Auswahl:

:::

# Java 3D Szenegraph programm



## SegFault (7. Apr 2009)

Vor einiger Zeit hatte ich mal ein Programm gefunden welches den Szengraph eines 3D Programmes darstellen konnte. Also nicht die 3D Ansicht sondern das Diagramm wie der Szenegraph ausschaut, dazu hat man noch den Szenegraphen in 3D gesehen etc.
Soweit ich weiss war das sogar eine Entwicklung von Sun selber, aber da bin ich mir nicht mehr sicher. 
Sofern jemand weiß was ich meine und mir den Link zu dem Programm geben könnte bzw Alternativen kennt wäre ich sehr dankbar.


----------



## Spacerat (7. Apr 2009)

Ich nehme mal an, du meinst dieses hier


----------



## SegFault (7. Apr 2009)

Leider meine ich das nicht. Ich kann mich erinnern das als Screenshot von den Programm ein Schiff in einer 3D ansicht gezeigt wurde und daneben der Szenegraph, das ganze machte einen sehr professionellen Eindruck.


----------



## Spacerat (7. Apr 2009)

Ich denke das passt schon... Soweit ich mich erinnere war das Schiff das Beispiel "ObjLoader" der Java3D Demos, auf welches "j3dtree.jar" angewendet wurde. Ich kann mich aber auch noch an einen Viewer erinnern, bei dem eine 3D-Welt angezeigt wurde und man am Rechten Rand Infos über die eigene Position und Objekte in der Nähe bekam. Da weis ich aber beim besten Willen nicht mehr wie das hiess. Ein Objekt-Tree wurde dort aber nicht angezeigt.
@Edit: Kann es sein, das du diese Screenshots meintest? Games in 3d with VRML & Java3d
Dann ist j3dtree genau das was du gesucht hast... Ich kannte es so allerdings noch nicht.


----------

:::

Extrahierte Daten:

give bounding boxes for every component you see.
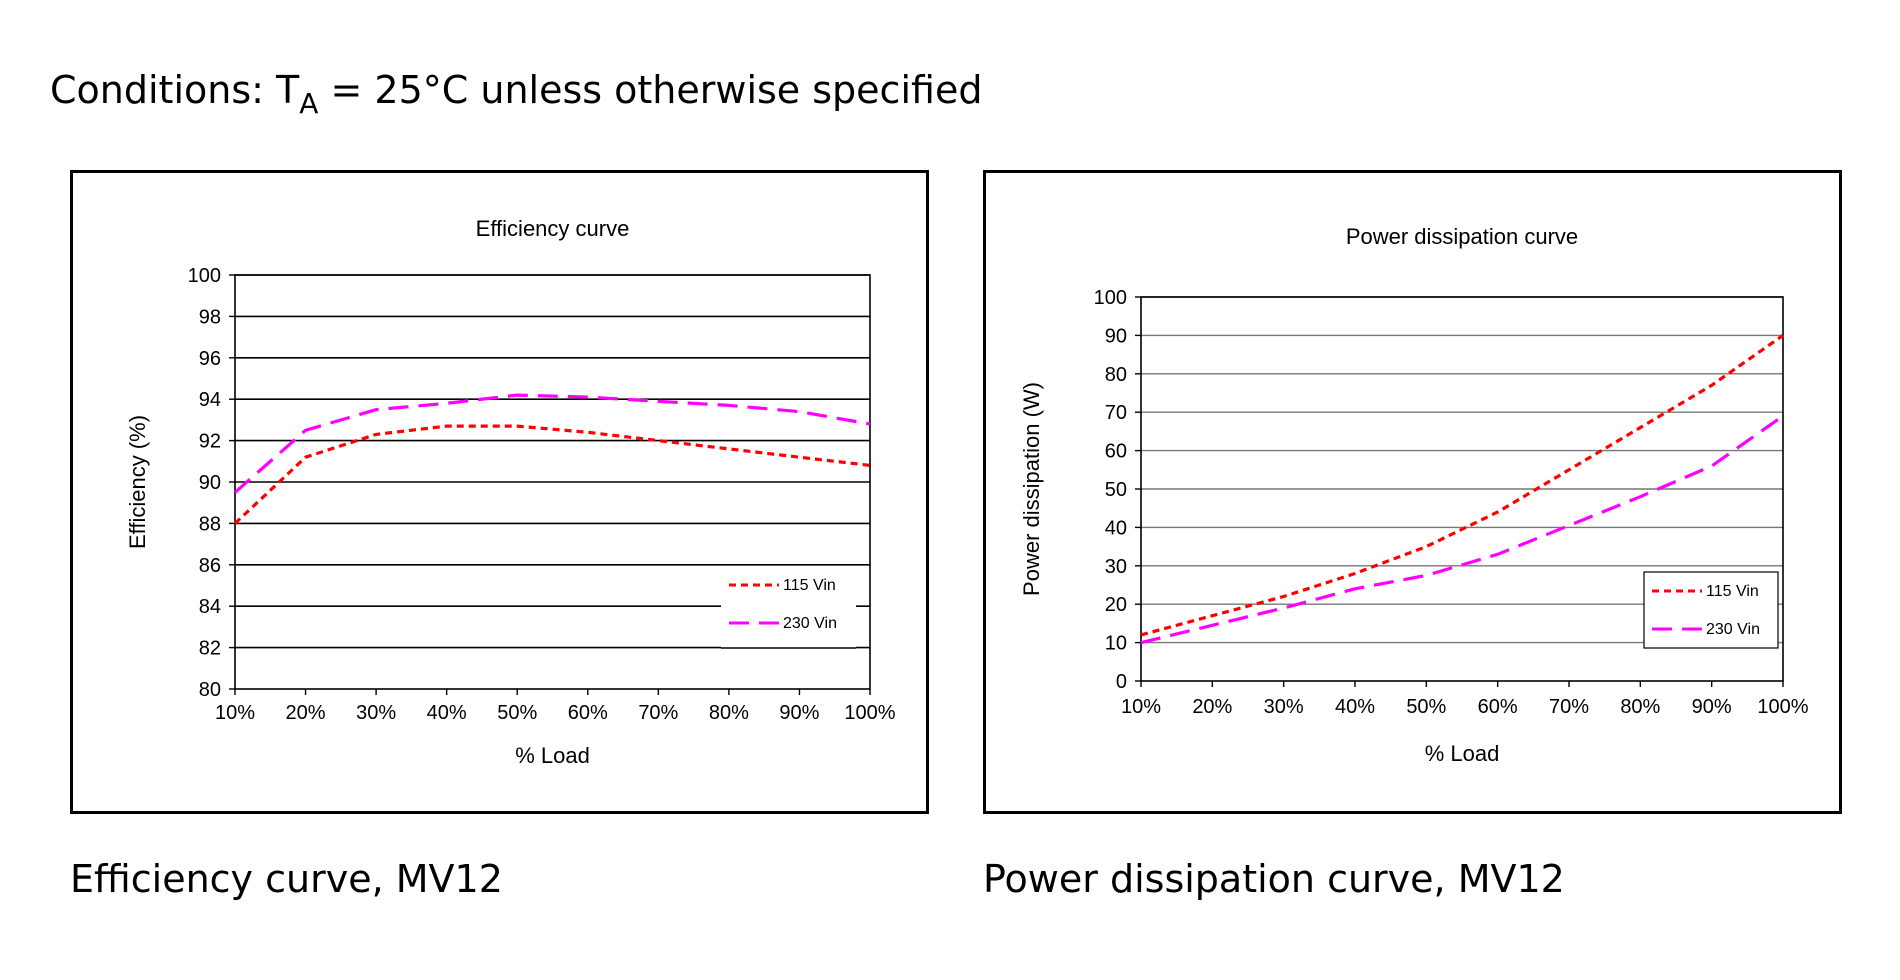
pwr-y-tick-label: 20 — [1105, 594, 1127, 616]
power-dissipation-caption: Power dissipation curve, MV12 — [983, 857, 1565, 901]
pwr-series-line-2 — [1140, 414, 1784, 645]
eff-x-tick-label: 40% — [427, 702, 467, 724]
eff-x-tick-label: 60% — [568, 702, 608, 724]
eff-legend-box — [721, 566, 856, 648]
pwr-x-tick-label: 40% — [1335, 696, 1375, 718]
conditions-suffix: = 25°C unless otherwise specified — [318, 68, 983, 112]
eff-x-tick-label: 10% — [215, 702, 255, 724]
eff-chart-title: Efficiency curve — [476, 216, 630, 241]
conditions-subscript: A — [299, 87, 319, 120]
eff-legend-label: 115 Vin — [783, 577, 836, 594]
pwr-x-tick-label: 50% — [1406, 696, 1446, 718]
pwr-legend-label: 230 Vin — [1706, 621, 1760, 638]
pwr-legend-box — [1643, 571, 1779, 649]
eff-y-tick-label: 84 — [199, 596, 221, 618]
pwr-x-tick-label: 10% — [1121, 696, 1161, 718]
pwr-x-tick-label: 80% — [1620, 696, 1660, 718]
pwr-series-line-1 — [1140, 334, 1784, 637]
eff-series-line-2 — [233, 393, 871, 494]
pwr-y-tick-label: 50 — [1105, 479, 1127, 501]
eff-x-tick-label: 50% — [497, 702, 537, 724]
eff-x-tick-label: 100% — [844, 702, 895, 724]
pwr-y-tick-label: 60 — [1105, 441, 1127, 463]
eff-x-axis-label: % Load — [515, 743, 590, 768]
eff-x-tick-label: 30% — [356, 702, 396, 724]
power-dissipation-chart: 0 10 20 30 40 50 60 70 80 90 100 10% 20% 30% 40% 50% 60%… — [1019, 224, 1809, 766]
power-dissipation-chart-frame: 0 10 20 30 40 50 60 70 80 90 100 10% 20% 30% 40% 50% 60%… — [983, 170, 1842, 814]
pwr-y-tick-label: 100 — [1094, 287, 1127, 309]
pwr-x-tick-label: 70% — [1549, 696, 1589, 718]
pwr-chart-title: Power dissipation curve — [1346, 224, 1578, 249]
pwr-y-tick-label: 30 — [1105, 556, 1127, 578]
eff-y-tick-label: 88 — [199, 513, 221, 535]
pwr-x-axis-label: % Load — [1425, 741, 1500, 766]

:::

Deine Aufgabe:
Beantworte zum Forenthread über das Java-3D-Szenegraph-Programm diese Fragen:
1. Was zeigte laut SegFault der Screenshot des gesuchten Programms?
2. Aus welchem Beispiel der Java3D-Demos stammte das Schiff nach Spacerats Erinnerung?
3. Welche Informationen bekam man bei dem anderen Viewer, an den sich Spacerat erinnert, am rechten Rand?

Ergebnis der Übung:
1. Der Screenshot zeigte ein Schiff in einer 3D-Ansicht und daneben den Szenegraphen.
2. Das Schiff stammte aus dem Beispiel „ObjLoader“.
3. Man bekam Infos über die eigene Position und über Objekte in der Nähe.